Dataset records:
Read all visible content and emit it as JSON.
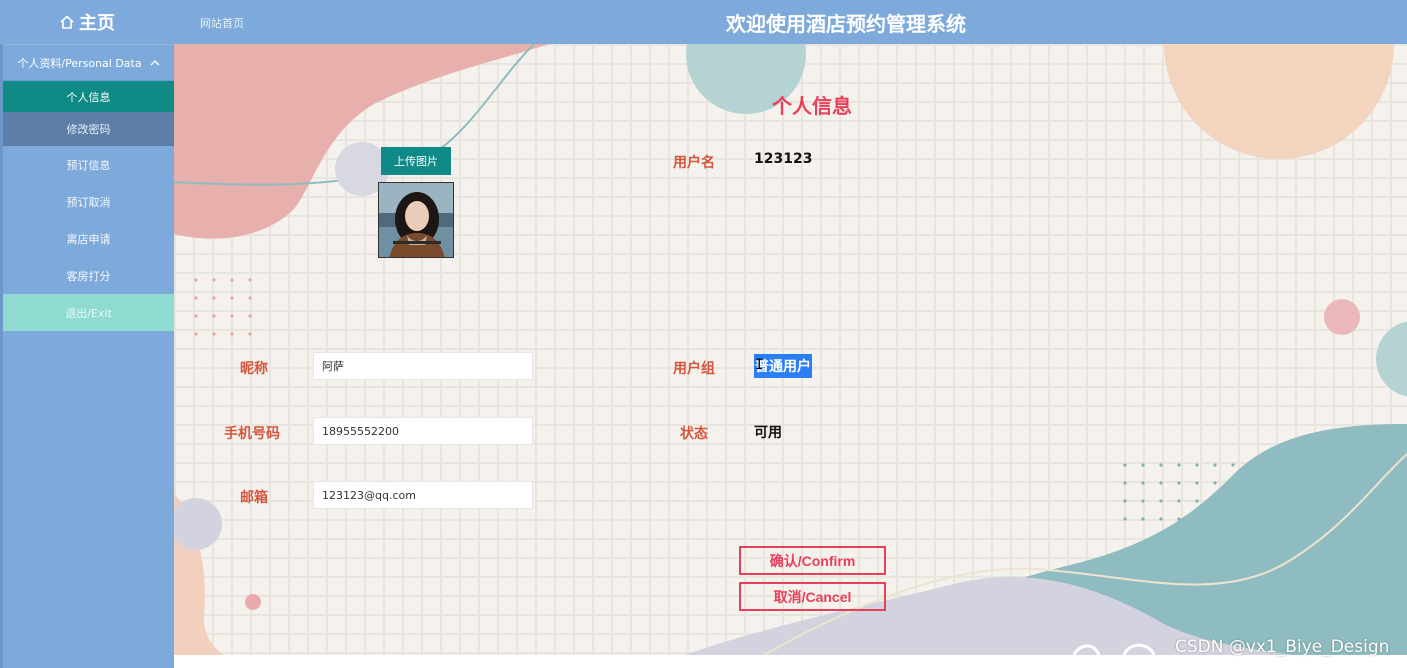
{
  "header": {
    "home_label": "主页",
    "breadcrumb": "网站首页",
    "system_title": "欢迎使用酒店预约管理系统"
  },
  "sidebar": {
    "group_label": "个人资料/Personal Data",
    "items": [
      {
        "label": "个人信息",
        "state": "active"
      },
      {
        "label": "修改密码",
        "state": "hover"
      },
      {
        "label": "预订信息",
        "state": "normal"
      },
      {
        "label": "预订取消",
        "state": "normal"
      },
      {
        "label": "离店申请",
        "state": "normal"
      },
      {
        "label": "客房打分",
        "state": "normal"
      },
      {
        "label": "退出/Exit",
        "state": "exit"
      }
    ]
  },
  "form": {
    "title": "个人信息",
    "upload_label": "上传图片",
    "username_label": "用户名",
    "username_value": "123123",
    "nickname_label": "昵称",
    "nickname_value": "阿萨",
    "group_label": "用户组",
    "group_value": "普通用户",
    "phone_label": "手机号码",
    "phone_value": "18955552200",
    "status_label": "状态",
    "status_value": "可用",
    "email_label": "邮箱",
    "email_value": "123123@qq.com",
    "confirm_label": "确认/Confirm",
    "cancel_label": "取消/Cancel"
  },
  "watermark": "CSDN @vx1_Biye_Design",
  "colors": {
    "header_bg": "#7eaadb",
    "accent_teal": "#0f8a87",
    "accent_red": "#e8405a",
    "label_orange": "#d4563c"
  }
}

## YOUR TASK
Above are records to transcribe exactly; leave their pictures out.

## SOLUTION TO THE EXERCISE
Read all visible content and emit it as JSON.
{
  "header": {
    "home_label": "主页",
    "breadcrumb": "网站首页",
    "system_title": "欢迎使用酒店预约管理系统"
  },
  "sidebar": {
    "group_label": "个人资料/Personal Data",
    "items": [
      {
        "label": "个人信息",
        "state": "active"
      },
      {
        "label": "修改密码",
        "state": "hover"
      },
      {
        "label": "预订信息",
        "state": "normal"
      },
      {
        "label": "预订取消",
        "state": "normal"
      },
      {
        "label": "离店申请",
        "state": "normal"
      },
      {
        "label": "客房打分",
        "state": "normal"
      },
      {
        "label": "退出/Exit",
        "state": "exit"
      }
    ]
  },
  "form": {
    "title": "个人信息",
    "upload_label": "上传图片",
    "username_label": "用户名",
    "username_value": "123123",
    "nickname_label": "昵称",
    "nickname_value": "阿萨",
    "group_label": "用户组",
    "group_value": "普通用户",
    "phone_label": "手机号码",
    "phone_value": "18955552200",
    "status_label": "状态",
    "status_value": "可用",
    "email_label": "邮箱",
    "email_value": "123123@qq.com",
    "confirm_label": "确认/Confirm",
    "cancel_label": "取消/Cancel"
  },
  "watermark": "CSDN @vx1_Biye_Design",
  "colors": {
    "header_bg": "#7eaadb",
    "accent_teal": "#0f8a87",
    "accent_red": "#e8405a",
    "label_orange": "#d4563c"
  }
}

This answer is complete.